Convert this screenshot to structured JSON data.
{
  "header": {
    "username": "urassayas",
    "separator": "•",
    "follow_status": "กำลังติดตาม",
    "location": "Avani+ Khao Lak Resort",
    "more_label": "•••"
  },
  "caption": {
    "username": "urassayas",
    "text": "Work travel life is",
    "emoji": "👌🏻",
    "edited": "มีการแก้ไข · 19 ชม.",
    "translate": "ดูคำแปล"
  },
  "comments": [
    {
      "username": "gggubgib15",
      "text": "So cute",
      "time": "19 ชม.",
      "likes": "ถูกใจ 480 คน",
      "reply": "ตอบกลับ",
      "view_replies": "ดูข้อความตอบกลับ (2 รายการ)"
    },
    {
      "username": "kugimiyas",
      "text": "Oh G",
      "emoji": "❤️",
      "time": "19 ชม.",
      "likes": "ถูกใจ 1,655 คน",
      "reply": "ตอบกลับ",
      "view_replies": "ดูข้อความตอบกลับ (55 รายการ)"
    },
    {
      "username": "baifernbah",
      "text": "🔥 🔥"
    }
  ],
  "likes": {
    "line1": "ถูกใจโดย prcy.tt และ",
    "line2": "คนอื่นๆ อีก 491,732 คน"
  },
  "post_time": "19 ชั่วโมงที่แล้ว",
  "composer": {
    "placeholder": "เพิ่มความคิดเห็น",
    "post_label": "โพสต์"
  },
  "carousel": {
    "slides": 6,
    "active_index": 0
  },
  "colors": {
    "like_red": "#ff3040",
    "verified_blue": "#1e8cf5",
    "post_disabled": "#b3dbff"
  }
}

• _What this task involves_:
Print the data word for word.

• _Response for this exercise_:
Convert this screenshot to structured JSON data.
{
  "header": {
    "username": "urassayas",
    "separator": "•",
    "follow_status": "กำลังติดตาม",
    "location": "Avani+ Khao Lak Resort",
    "more_label": "•••"
  },
  "caption": {
    "username": "urassayas",
    "text": "Work travel life is",
    "emoji": "👌🏻",
    "edited": "มีการแก้ไข · 19 ชม.",
    "translate": "ดูคำแปล"
  },
  "comments": [
    {
      "username": "gggubgib15",
      "text": "So cute",
      "time": "19 ชม.",
      "likes": "ถูกใจ 480 คน",
      "reply": "ตอบกลับ",
      "view_replies": "ดูข้อความตอบกลับ (2 รายการ)"
    },
    {
      "username": "kugimiyas",
      "text": "Oh G",
      "emoji": "❤️",
      "time": "19 ชม.",
      "likes": "ถูกใจ 1,655 คน",
      "reply": "ตอบกลับ",
      "view_replies": "ดูข้อความตอบกลับ (55 รายการ)"
    },
    {
      "username": "baifernbah",
      "text": "🔥 🔥"
    }
  ],
  "likes": {
    "line1": "ถูกใจโดย prcy.tt และ",
    "line2": "คนอื่นๆ อีก 491,732 คน"
  },
  "post_time": "19 ชั่วโมงที่แล้ว",
  "composer": {
    "placeholder": "เพิ่มความคิดเห็น",
    "post_label": "โพสต์"
  },
  "carousel": {
    "slides": 6,
    "active_index": 0
  },
  "colors": {
    "like_red": "#ff3040",
    "verified_blue": "#1e8cf5",
    "post_disabled": "#b3dbff"
  }
}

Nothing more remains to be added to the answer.